Stored data:
######
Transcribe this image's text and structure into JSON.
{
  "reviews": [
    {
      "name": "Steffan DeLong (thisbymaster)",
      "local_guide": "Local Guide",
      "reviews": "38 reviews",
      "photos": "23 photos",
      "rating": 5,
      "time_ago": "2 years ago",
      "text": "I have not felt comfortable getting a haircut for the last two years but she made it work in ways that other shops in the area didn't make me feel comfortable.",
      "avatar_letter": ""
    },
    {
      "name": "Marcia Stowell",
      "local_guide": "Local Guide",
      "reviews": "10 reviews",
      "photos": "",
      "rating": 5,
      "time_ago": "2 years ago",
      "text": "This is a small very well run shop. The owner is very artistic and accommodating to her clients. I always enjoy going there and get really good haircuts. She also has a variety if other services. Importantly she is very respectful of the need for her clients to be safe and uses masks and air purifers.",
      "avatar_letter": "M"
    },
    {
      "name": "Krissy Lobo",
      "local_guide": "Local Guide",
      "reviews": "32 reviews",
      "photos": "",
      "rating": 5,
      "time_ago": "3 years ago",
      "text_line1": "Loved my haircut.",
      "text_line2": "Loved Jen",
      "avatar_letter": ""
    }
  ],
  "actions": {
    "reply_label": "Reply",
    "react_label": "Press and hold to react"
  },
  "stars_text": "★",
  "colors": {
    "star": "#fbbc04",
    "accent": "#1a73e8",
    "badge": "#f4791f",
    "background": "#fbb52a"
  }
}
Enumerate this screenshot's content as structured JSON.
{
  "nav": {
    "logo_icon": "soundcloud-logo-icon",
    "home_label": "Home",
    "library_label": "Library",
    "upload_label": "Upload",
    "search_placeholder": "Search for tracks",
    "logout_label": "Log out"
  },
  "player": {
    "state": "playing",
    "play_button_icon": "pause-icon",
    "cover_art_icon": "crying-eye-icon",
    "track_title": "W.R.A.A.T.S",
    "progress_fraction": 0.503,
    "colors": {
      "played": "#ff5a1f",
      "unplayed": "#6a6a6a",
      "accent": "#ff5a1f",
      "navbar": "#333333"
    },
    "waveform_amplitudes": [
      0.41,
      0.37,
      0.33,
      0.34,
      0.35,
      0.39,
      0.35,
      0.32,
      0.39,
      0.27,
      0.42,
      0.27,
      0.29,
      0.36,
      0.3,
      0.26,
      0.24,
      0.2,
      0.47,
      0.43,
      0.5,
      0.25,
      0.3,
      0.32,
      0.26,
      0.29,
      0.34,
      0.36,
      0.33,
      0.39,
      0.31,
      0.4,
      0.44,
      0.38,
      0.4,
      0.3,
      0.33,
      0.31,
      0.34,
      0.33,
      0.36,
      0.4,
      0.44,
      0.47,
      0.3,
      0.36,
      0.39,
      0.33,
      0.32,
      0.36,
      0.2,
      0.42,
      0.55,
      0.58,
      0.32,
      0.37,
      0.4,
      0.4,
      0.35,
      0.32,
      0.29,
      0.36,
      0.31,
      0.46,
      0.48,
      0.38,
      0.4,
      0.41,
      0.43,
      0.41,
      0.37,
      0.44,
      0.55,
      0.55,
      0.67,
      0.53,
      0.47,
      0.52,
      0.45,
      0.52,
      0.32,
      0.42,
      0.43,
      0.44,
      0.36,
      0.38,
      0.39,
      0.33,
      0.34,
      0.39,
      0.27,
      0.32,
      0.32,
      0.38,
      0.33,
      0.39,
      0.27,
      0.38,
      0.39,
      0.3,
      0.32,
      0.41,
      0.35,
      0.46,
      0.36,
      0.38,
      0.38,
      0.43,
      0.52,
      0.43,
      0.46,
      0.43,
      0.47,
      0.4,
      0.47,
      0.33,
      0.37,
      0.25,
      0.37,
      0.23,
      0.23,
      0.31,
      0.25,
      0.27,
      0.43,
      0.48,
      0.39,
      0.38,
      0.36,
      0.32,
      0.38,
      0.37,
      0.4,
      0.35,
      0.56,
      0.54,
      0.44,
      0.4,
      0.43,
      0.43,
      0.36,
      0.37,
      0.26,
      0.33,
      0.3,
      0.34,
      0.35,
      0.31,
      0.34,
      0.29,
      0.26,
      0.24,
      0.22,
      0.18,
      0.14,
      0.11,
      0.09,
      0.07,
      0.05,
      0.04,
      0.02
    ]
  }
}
######
YOUR INSTRUCTIONS
Restate every record exactly, leaving nothing out.

SOLUTION BELOW
Transcribe this image's text and structure into JSON.
{
  "reviews": [
    {
      "name": "Steffan DeLong (thisbymaster)",
      "local_guide": "Local Guide",
      "reviews": "38 reviews",
      "photos": "23 photos",
      "rating": 5,
      "time_ago": "2 years ago",
      "text": "I have not felt comfortable getting a haircut for the last two years but she made it work in ways that other shops in the area didn't make me feel comfortable.",
      "avatar_letter": ""
    },
    {
      "name": "Marcia Stowell",
      "local_guide": "Local Guide",
      "reviews": "10 reviews",
      "photos": "",
      "rating": 5,
      "time_ago": "2 years ago",
      "text": "This is a small very well run shop. The owner is very artistic and accommodating to her clients. I always enjoy going there and get really good haircuts. She also has a variety if other services. Importantly she is very respectful of the need for her clients to be safe and uses masks and air purifers.",
      "avatar_letter": "M"
    },
    {
      "name": "Krissy Lobo",
      "local_guide": "Local Guide",
      "reviews": "32 reviews",
      "photos": "",
      "rating": 5,
      "time_ago": "3 years ago",
      "text_line1": "Loved my haircut.",
      "text_line2": "Loved Jen",
      "avatar_letter": ""
    }
  ],
  "actions": {
    "reply_label": "Reply",
    "react_label": "Press and hold to react"
  },
  "stars_text": "★",
  "colors": {
    "star": "#fbbc04",
    "accent": "#1a73e8",
    "badge": "#f4791f",
    "background": "#fbb52a"
  }
}
Enumerate this screenshot's content as structured JSON.
{
  "nav": {
    "logo_icon": "soundcloud-logo-icon",
    "home_label": "Home",
    "library_label": "Library",
    "upload_label": "Upload",
    "search_placeholder": "Search for tracks",
    "logout_label": "Log out"
  },
  "player": {
    "state": "playing",
    "play_button_icon": "pause-icon",
    "cover_art_icon": "crying-eye-icon",
    "track_title": "W.R.A.A.T.S",
    "progress_fraction": 0.503,
    "colors": {
      "played": "#ff5a1f",
      "unplayed": "#6a6a6a",
      "accent": "#ff5a1f",
      "navbar": "#333333"
    },
    "waveform_amplitudes": [
      0.41,
      0.37,
      0.33,
      0.34,
      0.35,
      0.39,
      0.35,
      0.32,
      0.39,
      0.27,
      0.42,
      0.27,
      0.29,
      0.36,
      0.3,
      0.26,
      0.24,
      0.2,
      0.47,
      0.43,
      0.5,
      0.25,
      0.3,
      0.32,
      0.26,
      0.29,
      0.34,
      0.36,
      0.33,
      0.39,
      0.31,
      0.4,
      0.44,
      0.38,
      0.4,
      0.3,
      0.33,
      0.31,
      0.34,
      0.33,
      0.36,
      0.4,
      0.44,
      0.47,
      0.3,
      0.36,
      0.39,
      0.33,
      0.32,
      0.36,
      0.2,
      0.42,
      0.55,
      0.58,
      0.32,
      0.37,
      0.4,
      0.4,
      0.35,
      0.32,
      0.29,
      0.36,
      0.31,
      0.46,
      0.48,
      0.38,
      0.4,
      0.41,
      0.43,
      0.41,
      0.37,
      0.44,
      0.55,
      0.55,
      0.67,
      0.53,
      0.47,
      0.52,
      0.45,
      0.52,
      0.32,
      0.42,
      0.43,
      0.44,
      0.36,
      0.38,
      0.39,
      0.33,
      0.34,
      0.39,
      0.27,
      0.32,
      0.32,
      0.38,
      0.33,
      0.39,
      0.27,
      0.38,
      0.39,
      0.3,
      0.32,
      0.41,
      0.35,
      0.46,
      0.36,
      0.38,
      0.38,
      0.43,
      0.52,
      0.43,
      0.46,
      0.43,
      0.47,
      0.4,
      0.47,
      0.33,
      0.37,
      0.25,
      0.37,
      0.23,
      0.23,
      0.31,
      0.25,
      0.27,
      0.43,
      0.48,
      0.39,
      0.38,
      0.36,
      0.32,
      0.38,
      0.37,
      0.4,
      0.35,
      0.56,
      0.54,
      0.44,
      0.4,
      0.43,
      0.43,
      0.36,
      0.37,
      0.26,
      0.33,
      0.3,
      0.34,
      0.35,
      0.31,
      0.34,
      0.29,
      0.26,
      0.24,
      0.22,
      0.18,
      0.14,
      0.11,
      0.09,
      0.07,
      0.05,
      0.04,
      0.02
    ]
  }
}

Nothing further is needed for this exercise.